Begin Provided records

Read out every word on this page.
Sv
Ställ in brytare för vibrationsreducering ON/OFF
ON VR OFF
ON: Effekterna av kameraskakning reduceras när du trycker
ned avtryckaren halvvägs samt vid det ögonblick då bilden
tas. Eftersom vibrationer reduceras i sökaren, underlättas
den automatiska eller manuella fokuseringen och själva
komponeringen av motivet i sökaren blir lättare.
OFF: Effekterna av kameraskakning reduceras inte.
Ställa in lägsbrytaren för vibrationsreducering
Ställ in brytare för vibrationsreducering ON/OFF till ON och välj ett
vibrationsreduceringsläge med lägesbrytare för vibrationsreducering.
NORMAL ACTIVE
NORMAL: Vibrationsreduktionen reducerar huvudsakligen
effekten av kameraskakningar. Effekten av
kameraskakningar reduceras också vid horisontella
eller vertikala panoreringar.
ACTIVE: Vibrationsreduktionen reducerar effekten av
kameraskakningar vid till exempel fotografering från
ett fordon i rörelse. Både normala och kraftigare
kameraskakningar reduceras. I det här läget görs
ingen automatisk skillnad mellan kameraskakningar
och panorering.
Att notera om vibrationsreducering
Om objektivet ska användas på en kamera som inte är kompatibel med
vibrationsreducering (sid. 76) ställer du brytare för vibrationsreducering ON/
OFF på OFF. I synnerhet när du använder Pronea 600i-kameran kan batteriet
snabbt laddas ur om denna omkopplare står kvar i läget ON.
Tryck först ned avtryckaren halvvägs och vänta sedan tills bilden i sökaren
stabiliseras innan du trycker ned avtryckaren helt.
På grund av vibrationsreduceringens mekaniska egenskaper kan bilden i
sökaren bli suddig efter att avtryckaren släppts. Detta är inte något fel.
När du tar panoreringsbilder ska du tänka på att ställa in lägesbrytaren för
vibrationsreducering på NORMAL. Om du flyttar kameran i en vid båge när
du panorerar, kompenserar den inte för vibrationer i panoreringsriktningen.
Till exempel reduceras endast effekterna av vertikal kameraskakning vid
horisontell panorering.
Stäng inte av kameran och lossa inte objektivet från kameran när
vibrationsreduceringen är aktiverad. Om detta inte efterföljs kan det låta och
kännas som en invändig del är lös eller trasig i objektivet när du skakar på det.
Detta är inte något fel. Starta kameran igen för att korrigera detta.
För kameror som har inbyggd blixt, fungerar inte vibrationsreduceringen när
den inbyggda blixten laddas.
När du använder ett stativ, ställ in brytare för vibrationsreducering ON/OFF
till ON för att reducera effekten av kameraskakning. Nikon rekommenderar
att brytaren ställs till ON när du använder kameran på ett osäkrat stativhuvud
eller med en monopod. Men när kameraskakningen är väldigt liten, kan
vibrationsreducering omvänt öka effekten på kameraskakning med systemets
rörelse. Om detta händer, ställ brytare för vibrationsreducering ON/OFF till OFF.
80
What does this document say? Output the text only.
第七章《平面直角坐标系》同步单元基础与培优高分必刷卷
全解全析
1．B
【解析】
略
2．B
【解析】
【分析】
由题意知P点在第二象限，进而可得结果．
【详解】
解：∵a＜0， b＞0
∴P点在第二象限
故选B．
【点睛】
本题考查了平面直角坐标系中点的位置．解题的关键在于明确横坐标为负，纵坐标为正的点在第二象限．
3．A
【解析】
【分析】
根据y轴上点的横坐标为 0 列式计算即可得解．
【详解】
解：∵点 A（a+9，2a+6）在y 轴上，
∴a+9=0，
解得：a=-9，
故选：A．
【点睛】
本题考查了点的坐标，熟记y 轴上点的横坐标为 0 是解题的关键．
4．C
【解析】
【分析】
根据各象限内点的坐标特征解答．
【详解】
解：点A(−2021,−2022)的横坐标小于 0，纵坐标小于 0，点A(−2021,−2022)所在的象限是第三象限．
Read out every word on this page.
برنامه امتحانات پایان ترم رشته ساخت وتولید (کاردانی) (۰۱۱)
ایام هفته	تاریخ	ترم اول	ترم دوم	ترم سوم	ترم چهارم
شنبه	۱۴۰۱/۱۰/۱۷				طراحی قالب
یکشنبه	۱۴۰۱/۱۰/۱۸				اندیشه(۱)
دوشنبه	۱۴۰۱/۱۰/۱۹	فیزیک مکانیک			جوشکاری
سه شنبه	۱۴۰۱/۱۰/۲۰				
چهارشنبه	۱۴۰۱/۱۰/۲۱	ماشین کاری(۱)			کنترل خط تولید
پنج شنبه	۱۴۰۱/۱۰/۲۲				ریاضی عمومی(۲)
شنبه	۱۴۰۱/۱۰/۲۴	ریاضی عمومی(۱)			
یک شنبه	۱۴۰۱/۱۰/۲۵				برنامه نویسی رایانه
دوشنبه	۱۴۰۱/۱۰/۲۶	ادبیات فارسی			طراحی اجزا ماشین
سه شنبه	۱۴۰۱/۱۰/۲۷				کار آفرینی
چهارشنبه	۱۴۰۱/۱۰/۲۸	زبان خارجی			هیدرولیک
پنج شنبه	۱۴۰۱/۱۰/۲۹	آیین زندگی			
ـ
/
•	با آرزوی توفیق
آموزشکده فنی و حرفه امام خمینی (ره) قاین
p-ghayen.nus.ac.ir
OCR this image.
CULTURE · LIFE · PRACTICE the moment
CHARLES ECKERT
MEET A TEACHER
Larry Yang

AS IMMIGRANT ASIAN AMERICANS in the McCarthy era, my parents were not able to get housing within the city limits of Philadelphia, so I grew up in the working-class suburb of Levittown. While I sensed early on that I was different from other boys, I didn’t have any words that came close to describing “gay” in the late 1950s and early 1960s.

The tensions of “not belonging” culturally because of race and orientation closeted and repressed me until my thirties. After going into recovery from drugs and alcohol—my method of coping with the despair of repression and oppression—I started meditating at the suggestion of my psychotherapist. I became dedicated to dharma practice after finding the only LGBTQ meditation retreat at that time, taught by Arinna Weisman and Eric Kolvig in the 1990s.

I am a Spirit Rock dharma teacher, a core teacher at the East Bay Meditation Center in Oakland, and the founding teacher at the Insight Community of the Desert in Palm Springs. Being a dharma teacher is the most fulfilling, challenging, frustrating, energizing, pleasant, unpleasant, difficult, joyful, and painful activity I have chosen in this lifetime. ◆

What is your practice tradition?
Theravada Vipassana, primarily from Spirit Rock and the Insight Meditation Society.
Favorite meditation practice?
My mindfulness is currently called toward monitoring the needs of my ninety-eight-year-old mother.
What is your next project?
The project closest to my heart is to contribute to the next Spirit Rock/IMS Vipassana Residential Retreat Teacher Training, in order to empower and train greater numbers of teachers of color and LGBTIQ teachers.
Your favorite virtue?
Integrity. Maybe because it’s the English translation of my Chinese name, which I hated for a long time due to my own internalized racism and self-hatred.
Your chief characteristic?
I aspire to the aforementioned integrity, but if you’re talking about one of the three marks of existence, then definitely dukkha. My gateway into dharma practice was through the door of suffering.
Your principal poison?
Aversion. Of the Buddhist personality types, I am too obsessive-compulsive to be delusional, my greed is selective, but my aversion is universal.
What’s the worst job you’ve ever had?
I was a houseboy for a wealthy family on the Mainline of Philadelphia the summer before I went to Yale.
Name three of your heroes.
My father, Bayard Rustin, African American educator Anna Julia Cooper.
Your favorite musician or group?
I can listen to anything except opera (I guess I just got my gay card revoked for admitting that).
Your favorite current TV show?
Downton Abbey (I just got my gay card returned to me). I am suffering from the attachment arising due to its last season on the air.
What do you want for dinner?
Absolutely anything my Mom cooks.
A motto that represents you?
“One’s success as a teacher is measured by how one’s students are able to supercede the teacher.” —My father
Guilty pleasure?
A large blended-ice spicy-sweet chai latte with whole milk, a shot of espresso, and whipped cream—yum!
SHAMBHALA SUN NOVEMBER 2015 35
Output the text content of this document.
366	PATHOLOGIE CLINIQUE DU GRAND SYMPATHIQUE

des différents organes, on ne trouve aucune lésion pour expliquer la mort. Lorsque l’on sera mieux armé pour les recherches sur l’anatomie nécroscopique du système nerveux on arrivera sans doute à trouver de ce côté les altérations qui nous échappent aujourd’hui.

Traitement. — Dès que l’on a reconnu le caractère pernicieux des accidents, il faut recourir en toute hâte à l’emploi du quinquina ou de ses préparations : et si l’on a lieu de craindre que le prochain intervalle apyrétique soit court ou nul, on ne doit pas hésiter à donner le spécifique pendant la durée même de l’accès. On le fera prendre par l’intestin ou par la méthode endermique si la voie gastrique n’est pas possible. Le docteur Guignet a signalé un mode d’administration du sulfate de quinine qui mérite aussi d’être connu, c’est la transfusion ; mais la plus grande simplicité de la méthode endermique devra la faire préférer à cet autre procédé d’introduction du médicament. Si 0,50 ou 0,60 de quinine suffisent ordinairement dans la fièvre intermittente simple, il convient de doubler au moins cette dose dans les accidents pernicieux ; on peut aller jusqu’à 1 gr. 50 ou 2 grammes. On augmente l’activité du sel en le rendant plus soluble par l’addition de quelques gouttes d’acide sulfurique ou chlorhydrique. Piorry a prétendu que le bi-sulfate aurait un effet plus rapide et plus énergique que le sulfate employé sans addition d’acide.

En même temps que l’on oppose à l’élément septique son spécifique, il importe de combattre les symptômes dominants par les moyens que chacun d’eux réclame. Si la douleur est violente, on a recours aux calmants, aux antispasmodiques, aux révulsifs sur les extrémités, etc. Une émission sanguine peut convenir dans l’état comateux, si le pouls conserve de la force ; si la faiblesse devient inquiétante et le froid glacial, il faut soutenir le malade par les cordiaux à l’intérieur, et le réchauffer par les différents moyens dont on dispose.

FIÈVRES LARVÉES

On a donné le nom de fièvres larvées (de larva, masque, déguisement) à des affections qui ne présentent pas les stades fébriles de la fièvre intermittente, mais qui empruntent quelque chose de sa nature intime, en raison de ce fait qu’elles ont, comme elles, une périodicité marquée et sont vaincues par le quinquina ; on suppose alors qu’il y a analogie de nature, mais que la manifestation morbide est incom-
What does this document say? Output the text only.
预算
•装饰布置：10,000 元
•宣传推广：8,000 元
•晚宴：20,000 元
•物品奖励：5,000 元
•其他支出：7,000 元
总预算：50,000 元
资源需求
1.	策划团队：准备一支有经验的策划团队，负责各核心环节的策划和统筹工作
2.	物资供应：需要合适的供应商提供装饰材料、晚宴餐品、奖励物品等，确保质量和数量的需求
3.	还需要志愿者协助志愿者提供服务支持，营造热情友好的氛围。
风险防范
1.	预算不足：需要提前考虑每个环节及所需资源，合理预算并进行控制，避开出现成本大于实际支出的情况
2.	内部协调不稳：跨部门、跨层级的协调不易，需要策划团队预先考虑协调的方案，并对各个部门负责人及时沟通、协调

End Provided records

What is expected: Return each line where "card" shows up.

Output of the task:
I can listen to anything except opera (I guess I just got my gay card revoked for admitting that).
Downton Abbey (I just got my gay card returned to me). I am suffering from the attachment arising due to its last season on the air.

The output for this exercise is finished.